───── Entries provided ─────

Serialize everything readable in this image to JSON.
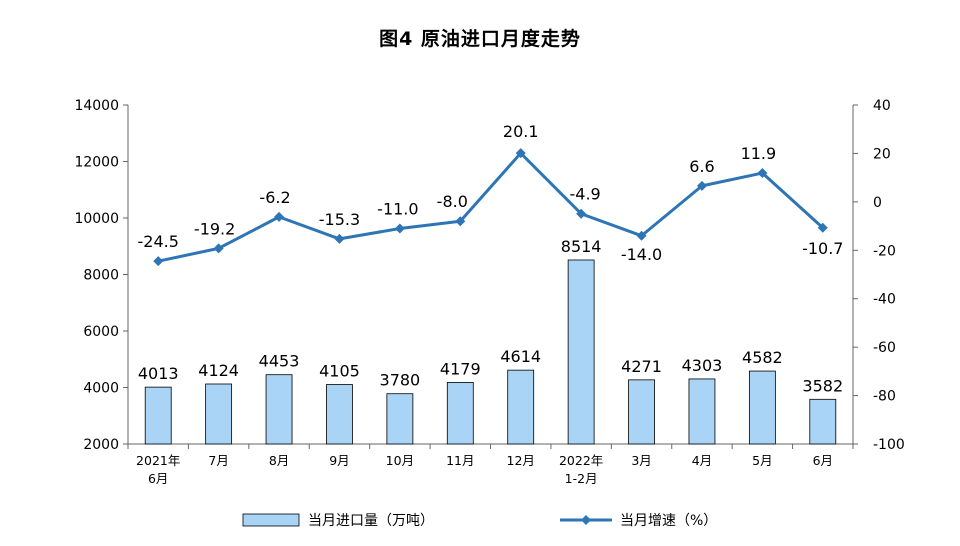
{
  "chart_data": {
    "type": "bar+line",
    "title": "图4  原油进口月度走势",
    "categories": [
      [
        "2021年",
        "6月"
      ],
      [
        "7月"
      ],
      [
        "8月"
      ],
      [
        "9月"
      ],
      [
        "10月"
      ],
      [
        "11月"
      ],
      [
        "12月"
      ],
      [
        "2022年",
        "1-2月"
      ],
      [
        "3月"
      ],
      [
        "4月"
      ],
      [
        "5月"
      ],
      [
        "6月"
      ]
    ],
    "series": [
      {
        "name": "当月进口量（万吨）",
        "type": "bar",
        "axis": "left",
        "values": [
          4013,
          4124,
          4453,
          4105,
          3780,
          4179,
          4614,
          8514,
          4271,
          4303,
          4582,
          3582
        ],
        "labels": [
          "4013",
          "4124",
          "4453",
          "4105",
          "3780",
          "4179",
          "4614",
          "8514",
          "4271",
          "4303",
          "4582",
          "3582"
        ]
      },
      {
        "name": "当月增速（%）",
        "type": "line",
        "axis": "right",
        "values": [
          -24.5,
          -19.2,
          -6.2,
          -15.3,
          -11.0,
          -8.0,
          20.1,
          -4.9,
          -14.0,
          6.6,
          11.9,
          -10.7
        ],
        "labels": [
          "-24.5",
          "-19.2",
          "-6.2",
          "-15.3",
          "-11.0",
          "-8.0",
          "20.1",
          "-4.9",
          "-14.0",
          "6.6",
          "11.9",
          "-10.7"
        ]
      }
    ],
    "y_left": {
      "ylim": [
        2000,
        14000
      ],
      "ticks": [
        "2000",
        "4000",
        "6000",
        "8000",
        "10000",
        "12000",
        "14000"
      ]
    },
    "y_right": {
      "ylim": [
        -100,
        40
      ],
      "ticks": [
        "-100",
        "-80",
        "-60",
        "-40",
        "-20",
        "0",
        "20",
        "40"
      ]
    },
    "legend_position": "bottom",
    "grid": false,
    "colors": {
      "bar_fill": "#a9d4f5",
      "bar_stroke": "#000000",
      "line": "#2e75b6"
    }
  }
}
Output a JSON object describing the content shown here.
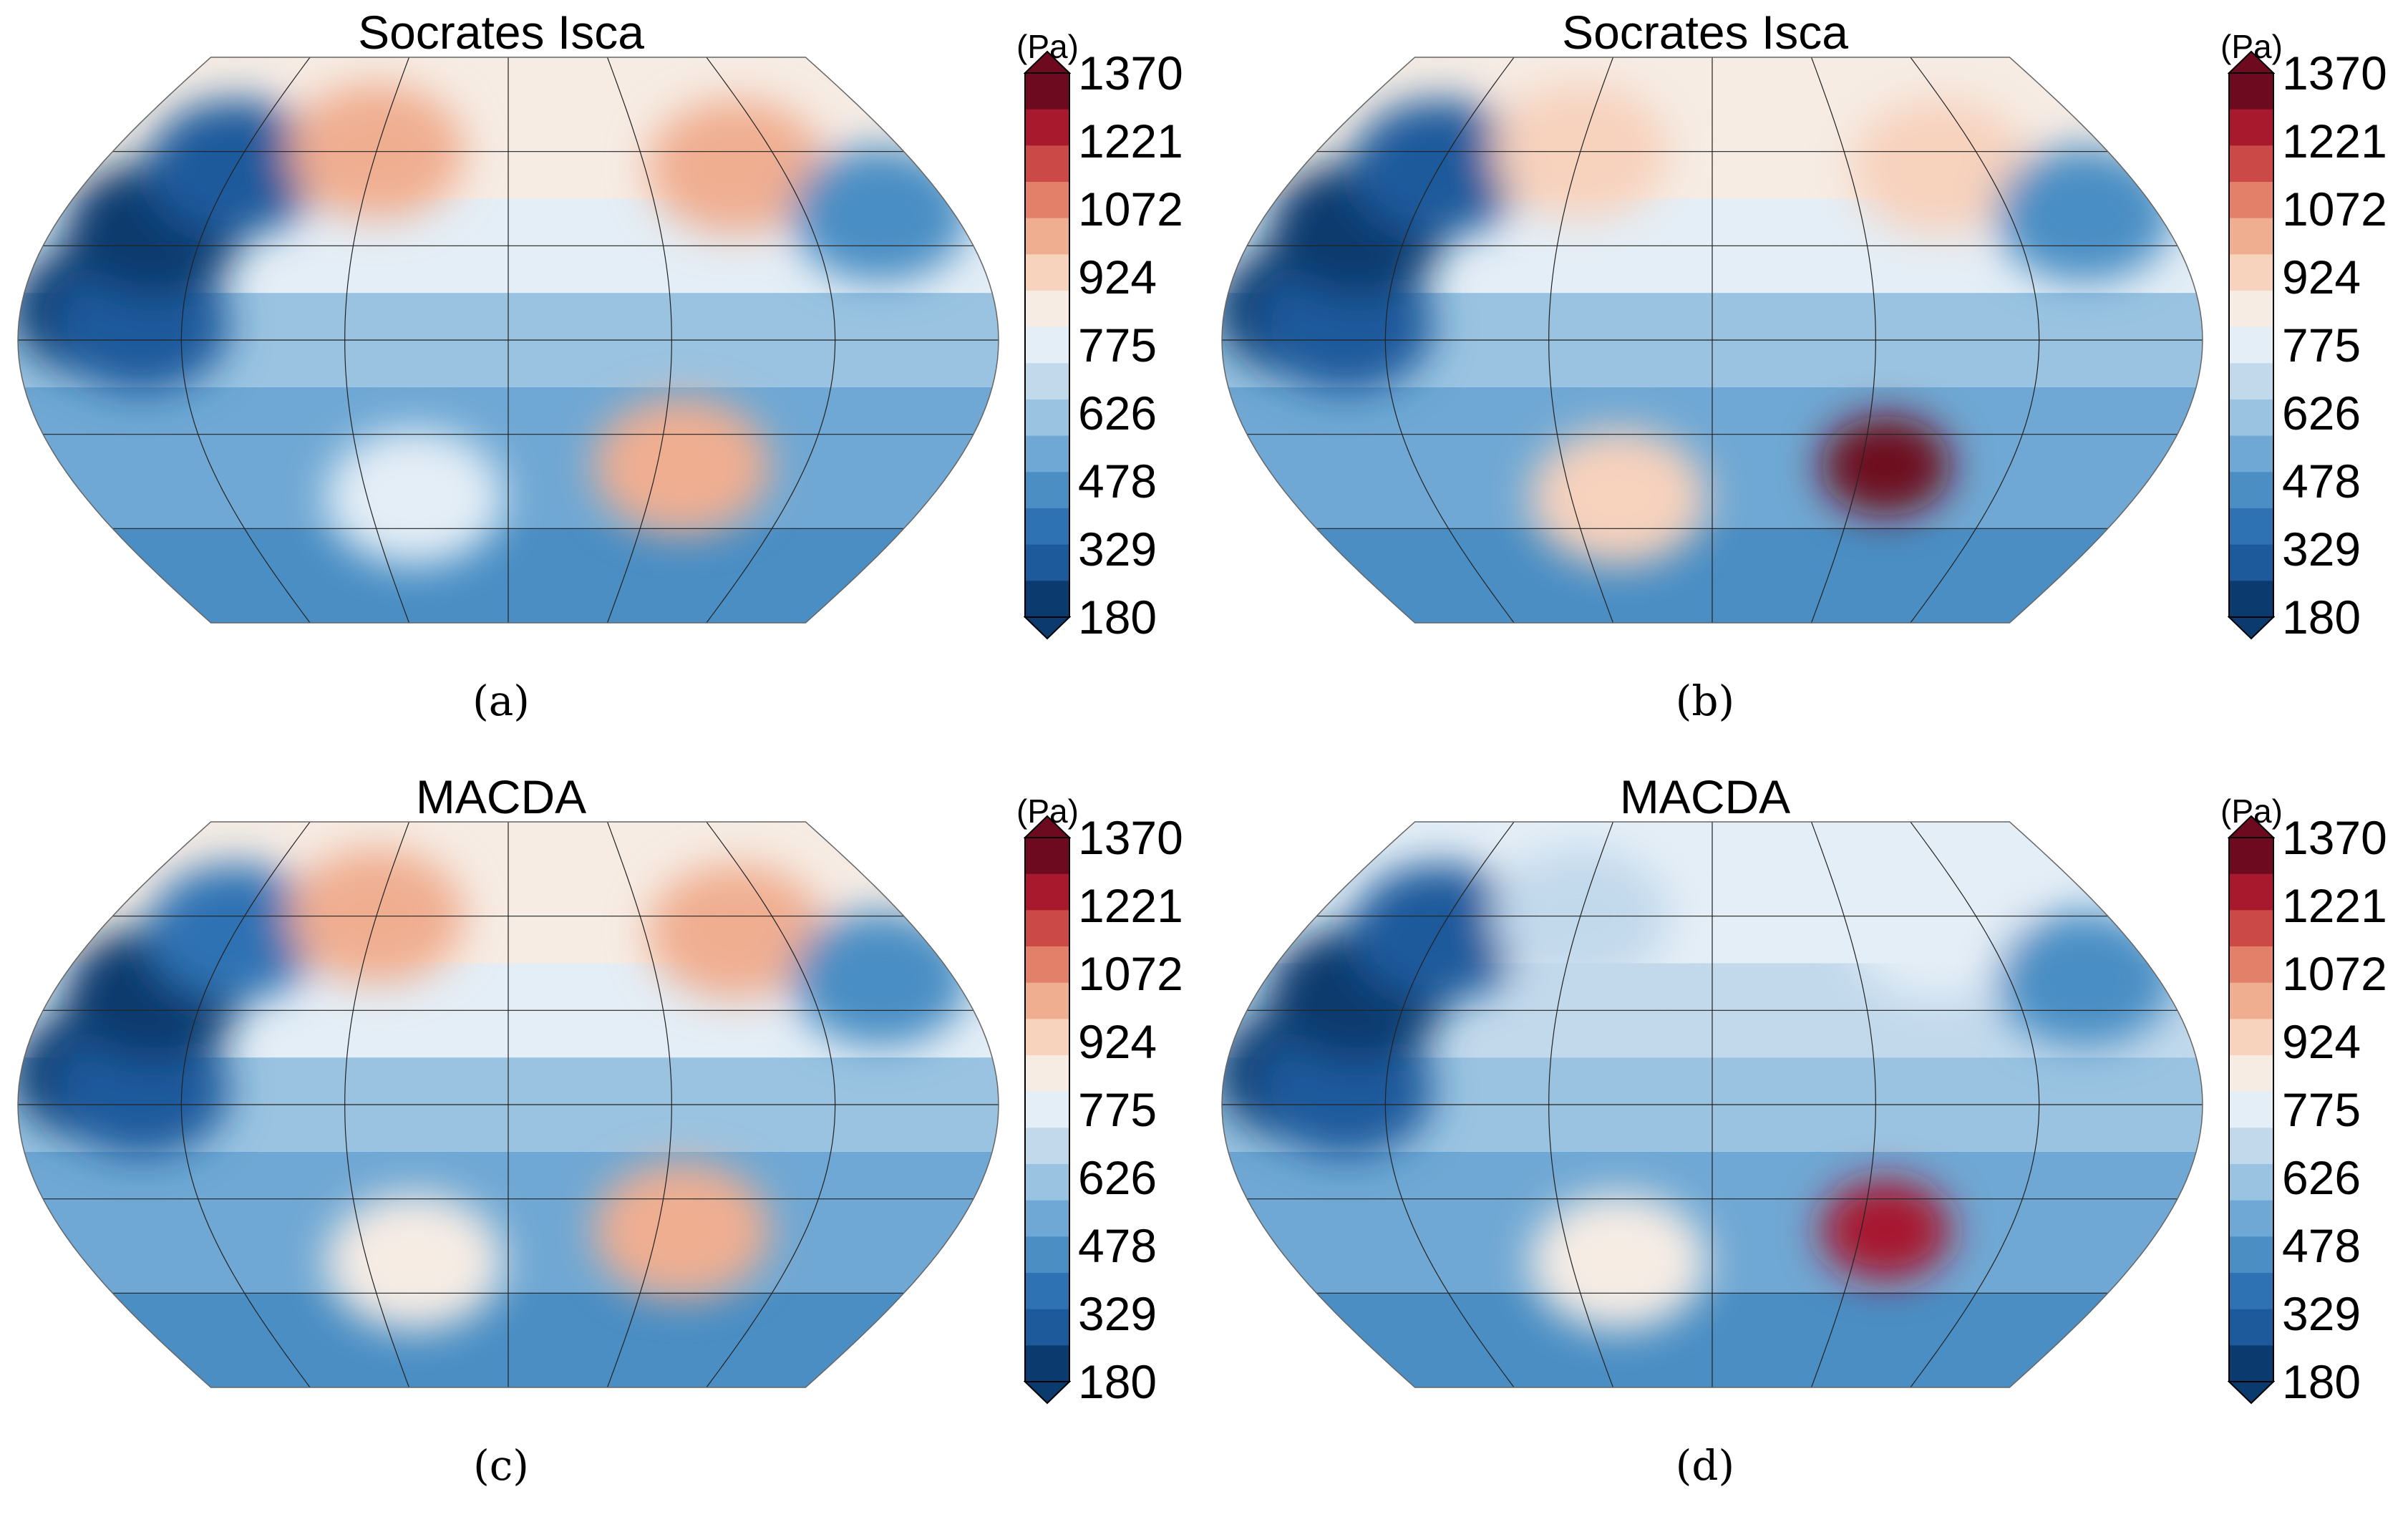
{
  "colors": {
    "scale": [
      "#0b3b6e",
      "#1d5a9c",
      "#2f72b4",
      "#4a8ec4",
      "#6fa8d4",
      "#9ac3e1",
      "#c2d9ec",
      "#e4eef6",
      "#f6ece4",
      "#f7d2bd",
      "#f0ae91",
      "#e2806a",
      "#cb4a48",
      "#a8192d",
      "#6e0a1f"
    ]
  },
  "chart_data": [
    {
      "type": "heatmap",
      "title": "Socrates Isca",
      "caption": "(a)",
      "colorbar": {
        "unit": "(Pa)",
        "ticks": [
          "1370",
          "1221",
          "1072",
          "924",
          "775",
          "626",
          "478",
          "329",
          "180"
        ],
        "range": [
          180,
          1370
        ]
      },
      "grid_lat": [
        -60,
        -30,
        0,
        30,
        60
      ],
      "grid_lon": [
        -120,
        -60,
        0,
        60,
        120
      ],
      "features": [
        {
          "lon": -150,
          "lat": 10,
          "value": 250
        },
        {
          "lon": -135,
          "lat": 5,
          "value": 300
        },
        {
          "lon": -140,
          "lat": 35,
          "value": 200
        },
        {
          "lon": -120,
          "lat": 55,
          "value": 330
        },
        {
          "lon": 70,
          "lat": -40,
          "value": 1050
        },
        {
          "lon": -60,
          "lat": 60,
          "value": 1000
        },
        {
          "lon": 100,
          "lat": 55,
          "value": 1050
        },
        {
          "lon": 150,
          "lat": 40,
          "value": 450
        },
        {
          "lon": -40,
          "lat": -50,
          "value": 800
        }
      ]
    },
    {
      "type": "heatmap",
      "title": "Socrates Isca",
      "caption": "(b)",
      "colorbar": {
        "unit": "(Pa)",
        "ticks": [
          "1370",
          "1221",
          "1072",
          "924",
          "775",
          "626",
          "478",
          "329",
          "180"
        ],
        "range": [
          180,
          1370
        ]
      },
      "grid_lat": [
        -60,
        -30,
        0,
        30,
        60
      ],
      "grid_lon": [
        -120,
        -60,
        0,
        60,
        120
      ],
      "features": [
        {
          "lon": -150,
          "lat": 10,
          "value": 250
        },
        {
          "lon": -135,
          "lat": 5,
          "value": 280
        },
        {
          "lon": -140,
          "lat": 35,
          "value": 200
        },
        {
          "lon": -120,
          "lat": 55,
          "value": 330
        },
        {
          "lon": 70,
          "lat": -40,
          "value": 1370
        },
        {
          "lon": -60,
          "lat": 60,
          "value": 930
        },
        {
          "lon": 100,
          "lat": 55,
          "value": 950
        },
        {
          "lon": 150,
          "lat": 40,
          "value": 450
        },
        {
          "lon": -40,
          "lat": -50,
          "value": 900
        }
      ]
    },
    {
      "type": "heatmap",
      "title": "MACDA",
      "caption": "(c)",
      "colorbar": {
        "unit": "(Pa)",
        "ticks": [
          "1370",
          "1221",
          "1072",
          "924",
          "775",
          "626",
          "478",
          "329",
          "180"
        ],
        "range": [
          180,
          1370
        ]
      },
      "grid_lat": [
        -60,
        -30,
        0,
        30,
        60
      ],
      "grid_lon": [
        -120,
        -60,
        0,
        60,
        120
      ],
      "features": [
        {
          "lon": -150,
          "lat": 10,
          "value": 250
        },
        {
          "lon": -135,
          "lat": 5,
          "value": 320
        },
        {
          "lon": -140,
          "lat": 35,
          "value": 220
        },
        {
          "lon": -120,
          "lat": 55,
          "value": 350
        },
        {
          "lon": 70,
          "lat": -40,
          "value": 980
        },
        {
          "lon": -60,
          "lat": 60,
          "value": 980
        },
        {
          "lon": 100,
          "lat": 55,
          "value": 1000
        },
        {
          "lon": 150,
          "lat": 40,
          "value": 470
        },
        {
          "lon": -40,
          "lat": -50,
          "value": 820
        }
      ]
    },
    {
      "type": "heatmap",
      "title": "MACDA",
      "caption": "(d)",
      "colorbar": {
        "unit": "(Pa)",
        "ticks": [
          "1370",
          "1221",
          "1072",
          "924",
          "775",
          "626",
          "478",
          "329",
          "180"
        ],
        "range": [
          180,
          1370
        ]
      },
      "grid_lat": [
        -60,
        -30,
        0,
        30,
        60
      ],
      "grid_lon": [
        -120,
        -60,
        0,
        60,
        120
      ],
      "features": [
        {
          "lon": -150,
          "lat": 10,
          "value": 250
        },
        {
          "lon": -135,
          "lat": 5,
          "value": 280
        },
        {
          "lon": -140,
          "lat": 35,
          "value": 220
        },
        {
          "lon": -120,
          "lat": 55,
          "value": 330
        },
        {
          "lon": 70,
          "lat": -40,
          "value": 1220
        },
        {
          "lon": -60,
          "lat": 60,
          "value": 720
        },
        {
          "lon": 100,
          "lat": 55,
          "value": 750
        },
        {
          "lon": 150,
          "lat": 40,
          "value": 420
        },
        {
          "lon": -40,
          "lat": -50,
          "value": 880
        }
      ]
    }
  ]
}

─────

Objective:
State the number of lines in the records that include "JSON", and write nothing else.

Complete response:
2